= Short task =
In your copy, include every line of the listing below exactly but none of the pictures.

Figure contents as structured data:
※

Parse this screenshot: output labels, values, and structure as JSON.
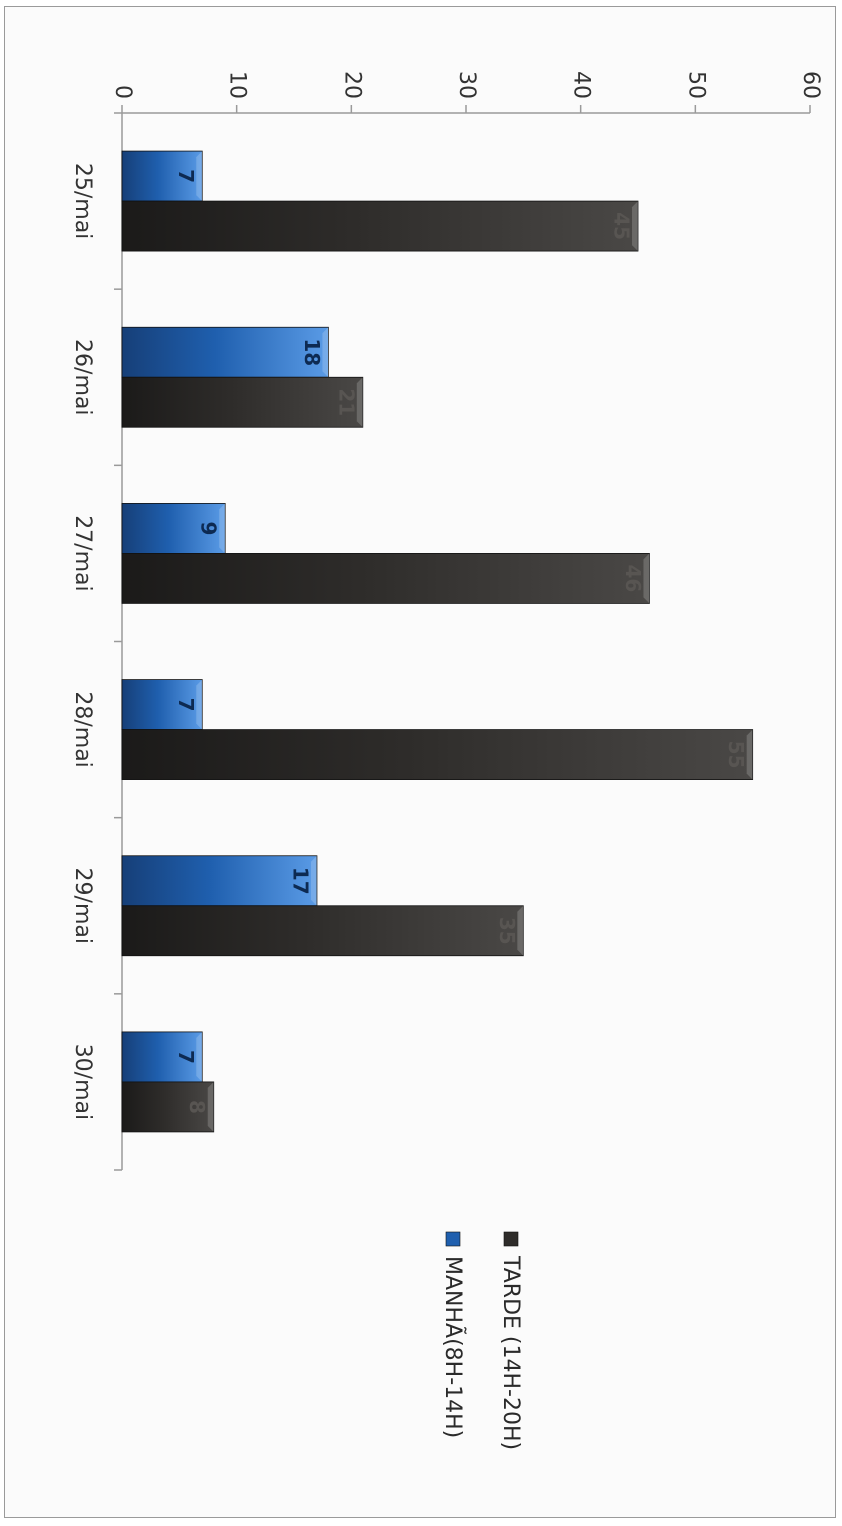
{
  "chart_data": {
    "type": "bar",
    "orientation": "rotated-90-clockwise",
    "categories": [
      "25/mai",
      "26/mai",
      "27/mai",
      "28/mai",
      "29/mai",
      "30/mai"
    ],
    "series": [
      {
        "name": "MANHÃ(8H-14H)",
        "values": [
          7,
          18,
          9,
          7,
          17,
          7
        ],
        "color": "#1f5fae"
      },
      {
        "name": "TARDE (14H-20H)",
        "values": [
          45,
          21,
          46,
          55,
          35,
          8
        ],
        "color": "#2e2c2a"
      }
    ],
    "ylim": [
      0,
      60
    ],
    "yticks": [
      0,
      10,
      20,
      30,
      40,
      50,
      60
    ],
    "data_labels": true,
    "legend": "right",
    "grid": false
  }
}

※

= Solution =
Parse this screenshot: output labels, values, and structure as JSON.
{
  "chart_data": {
    "type": "bar",
    "orientation": "rotated-90-clockwise",
    "categories": [
      "25/mai",
      "26/mai",
      "27/mai",
      "28/mai",
      "29/mai",
      "30/mai"
    ],
    "series": [
      {
        "name": "MANHÃ(8H-14H)",
        "values": [
          7,
          18,
          9,
          7,
          17,
          7
        ],
        "color": "#1f5fae"
      },
      {
        "name": "TARDE (14H-20H)",
        "values": [
          45,
          21,
          46,
          55,
          35,
          8
        ],
        "color": "#2e2c2a"
      }
    ],
    "ylim": [
      0,
      60
    ],
    "yticks": [
      0,
      10,
      20,
      30,
      40,
      50,
      60
    ],
    "data_labels": true,
    "legend": "right",
    "grid": false
  }
}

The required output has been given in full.